OBJECTIVE> Spot every line with the word "Titre" and return it.

DATA FOR THIS EXERCISE>
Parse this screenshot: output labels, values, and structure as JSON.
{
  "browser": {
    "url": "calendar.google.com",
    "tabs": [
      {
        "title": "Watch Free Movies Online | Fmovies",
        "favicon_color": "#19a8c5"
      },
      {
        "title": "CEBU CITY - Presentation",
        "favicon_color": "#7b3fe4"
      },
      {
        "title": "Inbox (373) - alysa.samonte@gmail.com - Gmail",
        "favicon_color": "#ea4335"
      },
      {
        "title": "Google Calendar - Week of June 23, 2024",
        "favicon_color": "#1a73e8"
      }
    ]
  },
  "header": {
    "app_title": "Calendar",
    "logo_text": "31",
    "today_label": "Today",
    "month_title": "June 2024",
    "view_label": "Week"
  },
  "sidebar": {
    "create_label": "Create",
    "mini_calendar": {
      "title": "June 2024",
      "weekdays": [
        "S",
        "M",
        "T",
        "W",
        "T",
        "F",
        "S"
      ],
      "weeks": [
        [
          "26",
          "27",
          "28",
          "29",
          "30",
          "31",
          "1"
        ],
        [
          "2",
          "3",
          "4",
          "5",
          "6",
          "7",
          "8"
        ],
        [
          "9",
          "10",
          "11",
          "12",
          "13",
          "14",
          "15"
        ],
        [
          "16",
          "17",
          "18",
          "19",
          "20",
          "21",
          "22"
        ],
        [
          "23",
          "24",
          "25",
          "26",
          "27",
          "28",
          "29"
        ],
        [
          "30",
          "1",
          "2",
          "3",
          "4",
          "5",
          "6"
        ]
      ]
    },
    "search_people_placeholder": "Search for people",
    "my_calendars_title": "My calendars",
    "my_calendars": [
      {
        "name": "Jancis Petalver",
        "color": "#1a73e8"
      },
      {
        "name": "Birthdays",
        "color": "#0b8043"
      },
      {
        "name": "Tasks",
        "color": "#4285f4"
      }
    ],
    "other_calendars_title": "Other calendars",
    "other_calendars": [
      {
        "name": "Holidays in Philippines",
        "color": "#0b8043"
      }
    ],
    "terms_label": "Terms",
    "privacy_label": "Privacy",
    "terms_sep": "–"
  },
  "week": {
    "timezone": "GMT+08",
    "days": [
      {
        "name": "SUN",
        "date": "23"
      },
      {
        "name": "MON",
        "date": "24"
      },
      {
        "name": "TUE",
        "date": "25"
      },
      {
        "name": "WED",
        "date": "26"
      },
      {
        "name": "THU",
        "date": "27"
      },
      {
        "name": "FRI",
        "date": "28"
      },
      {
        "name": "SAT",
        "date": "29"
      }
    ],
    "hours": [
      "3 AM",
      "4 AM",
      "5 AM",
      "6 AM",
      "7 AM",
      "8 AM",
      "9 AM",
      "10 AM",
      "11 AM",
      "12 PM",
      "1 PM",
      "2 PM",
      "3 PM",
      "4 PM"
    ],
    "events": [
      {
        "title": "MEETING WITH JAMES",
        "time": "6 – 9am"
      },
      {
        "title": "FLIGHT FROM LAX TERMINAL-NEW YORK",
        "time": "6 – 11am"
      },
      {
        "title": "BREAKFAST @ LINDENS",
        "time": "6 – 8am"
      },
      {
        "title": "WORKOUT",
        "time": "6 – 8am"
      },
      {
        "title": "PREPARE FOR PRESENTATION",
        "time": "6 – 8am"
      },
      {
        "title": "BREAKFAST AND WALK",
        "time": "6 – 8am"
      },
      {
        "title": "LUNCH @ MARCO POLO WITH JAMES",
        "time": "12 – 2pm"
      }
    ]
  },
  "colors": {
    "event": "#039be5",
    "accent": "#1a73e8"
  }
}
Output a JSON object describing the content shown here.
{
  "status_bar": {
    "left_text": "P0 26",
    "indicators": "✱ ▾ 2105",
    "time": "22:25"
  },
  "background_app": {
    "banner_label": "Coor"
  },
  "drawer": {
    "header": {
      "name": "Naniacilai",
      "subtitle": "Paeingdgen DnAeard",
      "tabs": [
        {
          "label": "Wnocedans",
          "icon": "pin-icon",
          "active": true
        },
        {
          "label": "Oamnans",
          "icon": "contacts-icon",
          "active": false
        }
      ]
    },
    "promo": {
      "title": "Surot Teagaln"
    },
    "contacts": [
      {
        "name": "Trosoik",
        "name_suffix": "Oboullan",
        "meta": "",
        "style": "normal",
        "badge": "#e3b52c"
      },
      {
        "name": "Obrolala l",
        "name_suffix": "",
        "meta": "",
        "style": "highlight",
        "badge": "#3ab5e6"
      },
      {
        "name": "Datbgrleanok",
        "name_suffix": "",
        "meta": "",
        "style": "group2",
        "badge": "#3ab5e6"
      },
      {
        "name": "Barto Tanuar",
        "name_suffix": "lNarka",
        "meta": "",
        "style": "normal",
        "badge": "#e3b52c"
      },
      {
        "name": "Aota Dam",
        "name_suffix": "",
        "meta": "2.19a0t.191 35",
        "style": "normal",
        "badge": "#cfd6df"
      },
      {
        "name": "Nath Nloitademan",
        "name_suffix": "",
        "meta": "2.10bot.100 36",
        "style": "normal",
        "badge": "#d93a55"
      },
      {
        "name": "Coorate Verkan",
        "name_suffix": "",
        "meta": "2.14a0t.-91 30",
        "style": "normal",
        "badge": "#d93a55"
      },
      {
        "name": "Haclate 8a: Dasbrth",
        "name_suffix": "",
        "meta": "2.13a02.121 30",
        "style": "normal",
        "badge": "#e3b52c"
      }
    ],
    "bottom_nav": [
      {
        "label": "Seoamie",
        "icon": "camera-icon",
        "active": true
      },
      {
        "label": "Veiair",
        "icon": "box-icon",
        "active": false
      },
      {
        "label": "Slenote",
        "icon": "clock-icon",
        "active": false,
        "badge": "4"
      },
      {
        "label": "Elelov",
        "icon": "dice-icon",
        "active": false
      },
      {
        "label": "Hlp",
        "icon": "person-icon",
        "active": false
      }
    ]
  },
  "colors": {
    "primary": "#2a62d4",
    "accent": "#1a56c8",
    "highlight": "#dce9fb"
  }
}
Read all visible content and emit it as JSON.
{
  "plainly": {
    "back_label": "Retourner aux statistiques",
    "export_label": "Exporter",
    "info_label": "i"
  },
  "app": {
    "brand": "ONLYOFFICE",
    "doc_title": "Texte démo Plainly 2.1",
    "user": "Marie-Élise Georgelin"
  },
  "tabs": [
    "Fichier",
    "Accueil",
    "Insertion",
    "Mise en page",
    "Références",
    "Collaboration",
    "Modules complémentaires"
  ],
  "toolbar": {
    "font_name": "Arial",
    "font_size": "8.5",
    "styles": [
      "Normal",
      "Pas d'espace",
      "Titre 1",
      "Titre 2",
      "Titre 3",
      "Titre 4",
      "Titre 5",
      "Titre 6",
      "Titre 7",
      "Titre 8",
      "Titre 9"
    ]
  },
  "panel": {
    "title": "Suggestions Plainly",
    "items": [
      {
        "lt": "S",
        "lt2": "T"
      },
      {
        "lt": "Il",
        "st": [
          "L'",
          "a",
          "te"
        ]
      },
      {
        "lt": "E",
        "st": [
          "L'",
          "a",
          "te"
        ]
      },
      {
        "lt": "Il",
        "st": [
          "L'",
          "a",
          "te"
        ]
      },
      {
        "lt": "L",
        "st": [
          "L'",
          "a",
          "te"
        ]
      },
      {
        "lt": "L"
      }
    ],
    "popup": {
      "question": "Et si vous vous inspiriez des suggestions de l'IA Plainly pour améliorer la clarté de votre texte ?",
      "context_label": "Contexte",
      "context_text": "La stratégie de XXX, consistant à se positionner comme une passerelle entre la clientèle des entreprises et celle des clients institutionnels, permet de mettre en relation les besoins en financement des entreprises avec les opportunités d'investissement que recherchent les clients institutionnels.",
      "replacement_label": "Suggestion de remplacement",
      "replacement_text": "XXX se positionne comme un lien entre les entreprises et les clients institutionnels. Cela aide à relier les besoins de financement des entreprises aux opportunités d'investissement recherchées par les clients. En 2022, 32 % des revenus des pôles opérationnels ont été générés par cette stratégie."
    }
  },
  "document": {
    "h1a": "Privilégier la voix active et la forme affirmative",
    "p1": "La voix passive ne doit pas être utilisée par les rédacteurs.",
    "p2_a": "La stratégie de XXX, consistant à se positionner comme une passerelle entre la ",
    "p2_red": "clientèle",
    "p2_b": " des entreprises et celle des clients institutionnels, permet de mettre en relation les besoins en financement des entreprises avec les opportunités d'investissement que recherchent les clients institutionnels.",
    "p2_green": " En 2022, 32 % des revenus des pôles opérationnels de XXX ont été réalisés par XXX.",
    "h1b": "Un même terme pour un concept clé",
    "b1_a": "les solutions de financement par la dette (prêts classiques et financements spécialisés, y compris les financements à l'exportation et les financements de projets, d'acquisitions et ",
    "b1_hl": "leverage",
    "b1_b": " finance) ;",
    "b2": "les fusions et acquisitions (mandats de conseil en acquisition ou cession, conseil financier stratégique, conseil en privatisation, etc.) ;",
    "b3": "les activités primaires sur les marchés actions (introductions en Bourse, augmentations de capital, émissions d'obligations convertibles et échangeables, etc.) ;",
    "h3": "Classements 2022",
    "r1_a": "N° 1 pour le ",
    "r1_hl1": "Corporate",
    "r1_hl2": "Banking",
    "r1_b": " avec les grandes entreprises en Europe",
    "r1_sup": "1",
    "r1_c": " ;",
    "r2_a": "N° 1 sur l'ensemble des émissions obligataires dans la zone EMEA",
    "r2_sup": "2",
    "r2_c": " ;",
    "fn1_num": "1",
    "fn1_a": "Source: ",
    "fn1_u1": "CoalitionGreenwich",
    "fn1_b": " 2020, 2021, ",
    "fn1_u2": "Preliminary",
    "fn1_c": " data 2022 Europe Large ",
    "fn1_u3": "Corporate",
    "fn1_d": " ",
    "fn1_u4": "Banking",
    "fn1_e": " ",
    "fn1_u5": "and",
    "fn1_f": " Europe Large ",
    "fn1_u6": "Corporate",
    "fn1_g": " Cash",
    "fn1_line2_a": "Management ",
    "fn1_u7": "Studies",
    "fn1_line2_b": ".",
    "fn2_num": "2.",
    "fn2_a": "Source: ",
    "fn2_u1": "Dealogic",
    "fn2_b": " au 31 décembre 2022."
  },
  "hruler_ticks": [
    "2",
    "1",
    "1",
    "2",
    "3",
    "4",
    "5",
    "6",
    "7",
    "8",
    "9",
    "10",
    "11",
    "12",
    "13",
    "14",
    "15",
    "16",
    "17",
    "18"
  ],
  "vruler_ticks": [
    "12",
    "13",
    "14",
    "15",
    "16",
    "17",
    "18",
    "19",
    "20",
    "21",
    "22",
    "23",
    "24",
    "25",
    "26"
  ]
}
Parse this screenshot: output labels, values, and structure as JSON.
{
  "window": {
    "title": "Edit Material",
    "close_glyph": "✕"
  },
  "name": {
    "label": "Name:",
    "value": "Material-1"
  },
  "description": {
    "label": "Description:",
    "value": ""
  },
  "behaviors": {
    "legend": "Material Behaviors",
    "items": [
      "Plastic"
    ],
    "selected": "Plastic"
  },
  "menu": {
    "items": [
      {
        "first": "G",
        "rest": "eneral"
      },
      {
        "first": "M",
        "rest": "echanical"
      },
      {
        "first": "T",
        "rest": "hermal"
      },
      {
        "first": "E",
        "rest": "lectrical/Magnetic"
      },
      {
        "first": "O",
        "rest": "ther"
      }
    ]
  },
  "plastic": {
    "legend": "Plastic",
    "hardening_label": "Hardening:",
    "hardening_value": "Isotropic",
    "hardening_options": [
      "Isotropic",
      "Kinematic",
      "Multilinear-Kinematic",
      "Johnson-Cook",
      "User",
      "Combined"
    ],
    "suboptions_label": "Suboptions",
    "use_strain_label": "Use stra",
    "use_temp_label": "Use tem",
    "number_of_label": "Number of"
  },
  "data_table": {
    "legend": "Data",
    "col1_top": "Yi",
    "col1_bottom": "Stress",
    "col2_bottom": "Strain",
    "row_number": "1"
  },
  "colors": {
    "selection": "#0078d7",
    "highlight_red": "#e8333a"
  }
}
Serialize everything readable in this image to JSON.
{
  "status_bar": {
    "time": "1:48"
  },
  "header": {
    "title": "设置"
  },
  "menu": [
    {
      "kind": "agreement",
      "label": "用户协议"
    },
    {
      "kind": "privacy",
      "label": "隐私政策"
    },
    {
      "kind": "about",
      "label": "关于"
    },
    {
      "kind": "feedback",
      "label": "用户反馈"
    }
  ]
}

EXERCISE ANSWER>
      "Titre 1",
      "Titre 2",
      "Titre 3",
      "Titre 4",
      "Titre 5",
      "Titre 6",
      "Titre 7",
      "Titre 8",
      "Titre 9"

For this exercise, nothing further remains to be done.